• _CHALLENGE_: Reproduce all of the data that follows, character for character.

Data records:
[start]
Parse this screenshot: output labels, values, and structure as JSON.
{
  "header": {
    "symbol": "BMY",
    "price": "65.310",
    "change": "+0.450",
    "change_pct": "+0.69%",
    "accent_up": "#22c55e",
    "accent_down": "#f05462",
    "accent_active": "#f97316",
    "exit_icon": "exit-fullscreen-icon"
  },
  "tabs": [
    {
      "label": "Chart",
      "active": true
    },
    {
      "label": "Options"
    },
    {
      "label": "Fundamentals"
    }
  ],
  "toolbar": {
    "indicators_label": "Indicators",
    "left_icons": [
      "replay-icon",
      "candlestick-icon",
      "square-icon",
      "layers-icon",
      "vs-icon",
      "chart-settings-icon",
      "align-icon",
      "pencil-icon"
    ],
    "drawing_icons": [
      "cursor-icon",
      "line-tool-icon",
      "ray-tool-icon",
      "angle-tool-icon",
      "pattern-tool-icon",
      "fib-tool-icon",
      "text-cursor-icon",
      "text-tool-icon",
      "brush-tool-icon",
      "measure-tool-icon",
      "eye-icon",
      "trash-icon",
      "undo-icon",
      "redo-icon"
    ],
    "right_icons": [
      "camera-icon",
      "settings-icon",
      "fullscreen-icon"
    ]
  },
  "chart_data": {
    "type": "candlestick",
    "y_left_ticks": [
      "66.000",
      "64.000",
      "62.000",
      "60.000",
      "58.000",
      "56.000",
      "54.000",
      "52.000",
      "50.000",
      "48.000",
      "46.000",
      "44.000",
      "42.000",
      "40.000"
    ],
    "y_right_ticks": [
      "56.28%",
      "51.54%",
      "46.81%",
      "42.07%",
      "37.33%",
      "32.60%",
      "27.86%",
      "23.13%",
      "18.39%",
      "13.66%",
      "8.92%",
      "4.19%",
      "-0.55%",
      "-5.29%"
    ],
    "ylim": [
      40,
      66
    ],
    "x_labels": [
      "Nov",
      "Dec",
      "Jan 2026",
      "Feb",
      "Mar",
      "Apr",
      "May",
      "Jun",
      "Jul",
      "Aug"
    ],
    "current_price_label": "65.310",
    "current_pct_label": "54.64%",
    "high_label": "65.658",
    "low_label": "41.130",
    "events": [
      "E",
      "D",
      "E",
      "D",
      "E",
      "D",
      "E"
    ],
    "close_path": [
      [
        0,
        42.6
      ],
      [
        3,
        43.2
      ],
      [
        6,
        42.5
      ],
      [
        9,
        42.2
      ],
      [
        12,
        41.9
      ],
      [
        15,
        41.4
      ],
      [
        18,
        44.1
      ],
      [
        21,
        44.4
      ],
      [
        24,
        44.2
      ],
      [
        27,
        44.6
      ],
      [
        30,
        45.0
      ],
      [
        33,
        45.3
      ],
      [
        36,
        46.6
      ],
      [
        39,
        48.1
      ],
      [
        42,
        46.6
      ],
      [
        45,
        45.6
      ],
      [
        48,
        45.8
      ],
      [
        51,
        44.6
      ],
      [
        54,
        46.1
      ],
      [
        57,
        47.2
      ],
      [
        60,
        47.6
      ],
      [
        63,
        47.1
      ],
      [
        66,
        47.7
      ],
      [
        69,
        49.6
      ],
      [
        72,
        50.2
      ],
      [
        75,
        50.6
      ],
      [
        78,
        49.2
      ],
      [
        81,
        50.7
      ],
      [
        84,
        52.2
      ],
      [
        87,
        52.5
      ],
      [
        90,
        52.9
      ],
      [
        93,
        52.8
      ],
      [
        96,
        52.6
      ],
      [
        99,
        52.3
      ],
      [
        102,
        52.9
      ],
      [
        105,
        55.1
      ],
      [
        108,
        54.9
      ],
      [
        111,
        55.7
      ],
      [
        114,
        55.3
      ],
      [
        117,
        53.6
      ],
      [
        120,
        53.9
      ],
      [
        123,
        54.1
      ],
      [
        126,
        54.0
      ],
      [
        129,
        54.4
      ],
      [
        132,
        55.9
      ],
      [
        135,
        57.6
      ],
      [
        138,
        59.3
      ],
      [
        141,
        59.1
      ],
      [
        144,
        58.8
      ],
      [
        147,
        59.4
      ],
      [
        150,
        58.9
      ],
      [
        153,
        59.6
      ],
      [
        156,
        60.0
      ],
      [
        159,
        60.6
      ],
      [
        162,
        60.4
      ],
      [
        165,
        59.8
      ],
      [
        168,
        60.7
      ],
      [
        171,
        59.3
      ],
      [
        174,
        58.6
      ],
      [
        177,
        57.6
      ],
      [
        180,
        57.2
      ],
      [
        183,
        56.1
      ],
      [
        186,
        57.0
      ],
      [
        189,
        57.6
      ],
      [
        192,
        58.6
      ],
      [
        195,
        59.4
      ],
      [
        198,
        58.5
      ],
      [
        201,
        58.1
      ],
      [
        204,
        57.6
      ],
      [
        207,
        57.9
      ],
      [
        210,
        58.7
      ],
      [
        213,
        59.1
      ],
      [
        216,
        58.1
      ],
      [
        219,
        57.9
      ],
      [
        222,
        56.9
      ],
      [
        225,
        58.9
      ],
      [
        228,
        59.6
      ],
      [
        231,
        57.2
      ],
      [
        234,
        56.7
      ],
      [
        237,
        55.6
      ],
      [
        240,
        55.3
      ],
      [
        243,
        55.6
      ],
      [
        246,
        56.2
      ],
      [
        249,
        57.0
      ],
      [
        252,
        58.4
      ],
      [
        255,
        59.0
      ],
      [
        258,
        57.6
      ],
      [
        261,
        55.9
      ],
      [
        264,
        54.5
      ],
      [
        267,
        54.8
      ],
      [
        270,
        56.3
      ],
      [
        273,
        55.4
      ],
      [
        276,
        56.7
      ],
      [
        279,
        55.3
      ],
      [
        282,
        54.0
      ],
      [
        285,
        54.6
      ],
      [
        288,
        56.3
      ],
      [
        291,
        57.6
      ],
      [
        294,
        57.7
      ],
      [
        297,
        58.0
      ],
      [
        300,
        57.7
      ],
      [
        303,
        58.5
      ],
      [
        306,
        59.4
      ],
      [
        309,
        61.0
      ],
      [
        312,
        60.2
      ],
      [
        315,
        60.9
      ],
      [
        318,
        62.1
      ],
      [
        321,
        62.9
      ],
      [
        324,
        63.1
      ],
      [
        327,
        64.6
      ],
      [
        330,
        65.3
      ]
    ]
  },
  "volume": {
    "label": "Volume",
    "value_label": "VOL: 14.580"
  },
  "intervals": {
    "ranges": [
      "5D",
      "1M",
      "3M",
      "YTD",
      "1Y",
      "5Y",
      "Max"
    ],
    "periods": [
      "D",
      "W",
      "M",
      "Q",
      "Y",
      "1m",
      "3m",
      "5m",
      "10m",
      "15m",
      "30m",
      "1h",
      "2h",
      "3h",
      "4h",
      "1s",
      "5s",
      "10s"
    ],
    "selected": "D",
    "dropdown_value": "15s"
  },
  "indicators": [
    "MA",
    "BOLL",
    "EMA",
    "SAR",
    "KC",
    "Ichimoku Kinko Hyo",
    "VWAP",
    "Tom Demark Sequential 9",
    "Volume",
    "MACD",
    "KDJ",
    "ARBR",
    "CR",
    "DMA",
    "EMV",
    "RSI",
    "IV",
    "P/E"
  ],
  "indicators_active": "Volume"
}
[end]
• _RESULT BELOW_:
Parse this screenshot: output labels, values, and structure as JSON.
{
  "header": {
    "symbol": "BMY",
    "price": "65.310",
    "change": "+0.450",
    "change_pct": "+0.69%",
    "accent_up": "#22c55e",
    "accent_down": "#f05462",
    "accent_active": "#f97316",
    "exit_icon": "exit-fullscreen-icon"
  },
  "tabs": [
    {
      "label": "Chart",
      "active": true
    },
    {
      "label": "Options"
    },
    {
      "label": "Fundamentals"
    }
  ],
  "toolbar": {
    "indicators_label": "Indicators",
    "left_icons": [
      "replay-icon",
      "candlestick-icon",
      "square-icon",
      "layers-icon",
      "vs-icon",
      "chart-settings-icon",
      "align-icon",
      "pencil-icon"
    ],
    "drawing_icons": [
      "cursor-icon",
      "line-tool-icon",
      "ray-tool-icon",
      "angle-tool-icon",
      "pattern-tool-icon",
      "fib-tool-icon",
      "text-cursor-icon",
      "text-tool-icon",
      "brush-tool-icon",
      "measure-tool-icon",
      "eye-icon",
      "trash-icon",
      "undo-icon",
      "redo-icon"
    ],
    "right_icons": [
      "camera-icon",
      "settings-icon",
      "fullscreen-icon"
    ]
  },
  "chart_data": {
    "type": "candlestick",
    "y_left_ticks": [
      "66.000",
      "64.000",
      "62.000",
      "60.000",
      "58.000",
      "56.000",
      "54.000",
      "52.000",
      "50.000",
      "48.000",
      "46.000",
      "44.000",
      "42.000",
      "40.000"
    ],
    "y_right_ticks": [
      "56.28%",
      "51.54%",
      "46.81%",
      "42.07%",
      "37.33%",
      "32.60%",
      "27.86%",
      "23.13%",
      "18.39%",
      "13.66%",
      "8.92%",
      "4.19%",
      "-0.55%",
      "-5.29%"
    ],
    "ylim": [
      40,
      66
    ],
    "x_labels": [
      "Nov",
      "Dec",
      "Jan 2026",
      "Feb",
      "Mar",
      "Apr",
      "May",
      "Jun",
      "Jul",
      "Aug"
    ],
    "current_price_label": "65.310",
    "current_pct_label": "54.64%",
    "high_label": "65.658",
    "low_label": "41.130",
    "events": [
      "E",
      "D",
      "E",
      "D",
      "E",
      "D",
      "E"
    ],
    "close_path": [
      [
        0,
        42.6
      ],
      [
        3,
        43.2
      ],
      [
        6,
        42.5
      ],
      [
        9,
        42.2
      ],
      [
        12,
        41.9
      ],
      [
        15,
        41.4
      ],
      [
        18,
        44.1
      ],
      [
        21,
        44.4
      ],
      [
        24,
        44.2
      ],
      [
        27,
        44.6
      ],
      [
        30,
        45.0
      ],
      [
        33,
        45.3
      ],
      [
        36,
        46.6
      ],
      [
        39,
        48.1
      ],
      [
        42,
        46.6
      ],
      [
        45,
        45.6
      ],
      [
        48,
        45.8
      ],
      [
        51,
        44.6
      ],
      [
        54,
        46.1
      ],
      [
        57,
        47.2
      ],
      [
        60,
        47.6
      ],
      [
        63,
        47.1
      ],
      [
        66,
        47.7
      ],
      [
        69,
        49.6
      ],
      [
        72,
        50.2
      ],
      [
        75,
        50.6
      ],
      [
        78,
        49.2
      ],
      [
        81,
        50.7
      ],
      [
        84,
        52.2
      ],
      [
        87,
        52.5
      ],
      [
        90,
        52.9
      ],
      [
        93,
        52.8
      ],
      [
        96,
        52.6
      ],
      [
        99,
        52.3
      ],
      [
        102,
        52.9
      ],
      [
        105,
        55.1
      ],
      [
        108,
        54.9
      ],
      [
        111,
        55.7
      ],
      [
        114,
        55.3
      ],
      [
        117,
        53.6
      ],
      [
        120,
        53.9
      ],
      [
        123,
        54.1
      ],
      [
        126,
        54.0
      ],
      [
        129,
        54.4
      ],
      [
        132,
        55.9
      ],
      [
        135,
        57.6
      ],
      [
        138,
        59.3
      ],
      [
        141,
        59.1
      ],
      [
        144,
        58.8
      ],
      [
        147,
        59.4
      ],
      [
        150,
        58.9
      ],
      [
        153,
        59.6
      ],
      [
        156,
        60.0
      ],
      [
        159,
        60.6
      ],
      [
        162,
        60.4
      ],
      [
        165,
        59.8
      ],
      [
        168,
        60.7
      ],
      [
        171,
        59.3
      ],
      [
        174,
        58.6
      ],
      [
        177,
        57.6
      ],
      [
        180,
        57.2
      ],
      [
        183,
        56.1
      ],
      [
        186,
        57.0
      ],
      [
        189,
        57.6
      ],
      [
        192,
        58.6
      ],
      [
        195,
        59.4
      ],
      [
        198,
        58.5
      ],
      [
        201,
        58.1
      ],
      [
        204,
        57.6
      ],
      [
        207,
        57.9
      ],
      [
        210,
        58.7
      ],
      [
        213,
        59.1
      ],
      [
        216,
        58.1
      ],
      [
        219,
        57.9
      ],
      [
        222,
        56.9
      ],
      [
        225,
        58.9
      ],
      [
        228,
        59.6
      ],
      [
        231,
        57.2
      ],
      [
        234,
        56.7
      ],
      [
        237,
        55.6
      ],
      [
        240,
        55.3
      ],
      [
        243,
        55.6
      ],
      [
        246,
        56.2
      ],
      [
        249,
        57.0
      ],
      [
        252,
        58.4
      ],
      [
        255,
        59.0
      ],
      [
        258,
        57.6
      ],
      [
        261,
        55.9
      ],
      [
        264,
        54.5
      ],
      [
        267,
        54.8
      ],
      [
        270,
        56.3
      ],
      [
        273,
        55.4
      ],
      [
        276,
        56.7
      ],
      [
        279,
        55.3
      ],
      [
        282,
        54.0
      ],
      [
        285,
        54.6
      ],
      [
        288,
        56.3
      ],
      [
        291,
        57.6
      ],
      [
        294,
        57.7
      ],
      [
        297,
        58.0
      ],
      [
        300,
        57.7
      ],
      [
        303,
        58.5
      ],
      [
        306,
        59.4
      ],
      [
        309,
        61.0
      ],
      [
        312,
        60.2
      ],
      [
        315,
        60.9
      ],
      [
        318,
        62.1
      ],
      [
        321,
        62.9
      ],
      [
        324,
        63.1
      ],
      [
        327,
        64.6
      ],
      [
        330,
        65.3
      ]
    ]
  },
  "volume": {
    "label": "Volume",
    "value_label": "VOL: 14.580"
  },
  "intervals": {
    "ranges": [
      "5D",
      "1M",
      "3M",
      "YTD",
      "1Y",
      "5Y",
      "Max"
    ],
    "periods": [
      "D",
      "W",
      "M",
      "Q",
      "Y",
      "1m",
      "3m",
      "5m",
      "10m",
      "15m",
      "30m",
      "1h",
      "2h",
      "3h",
      "4h",
      "1s",
      "5s",
      "10s"
    ],
    "selected": "D",
    "dropdown_value": "15s"
  },
  "indicators": [
    "MA",
    "BOLL",
    "EMA",
    "SAR",
    "KC",
    "Ichimoku Kinko Hyo",
    "VWAP",
    "Tom Demark Sequential 9",
    "Volume",
    "MACD",
    "KDJ",
    "ARBR",
    "CR",
    "DMA",
    "EMV",
    "RSI",
    "IV",
    "P/E"
  ],
  "indicators_active": "Volume"
}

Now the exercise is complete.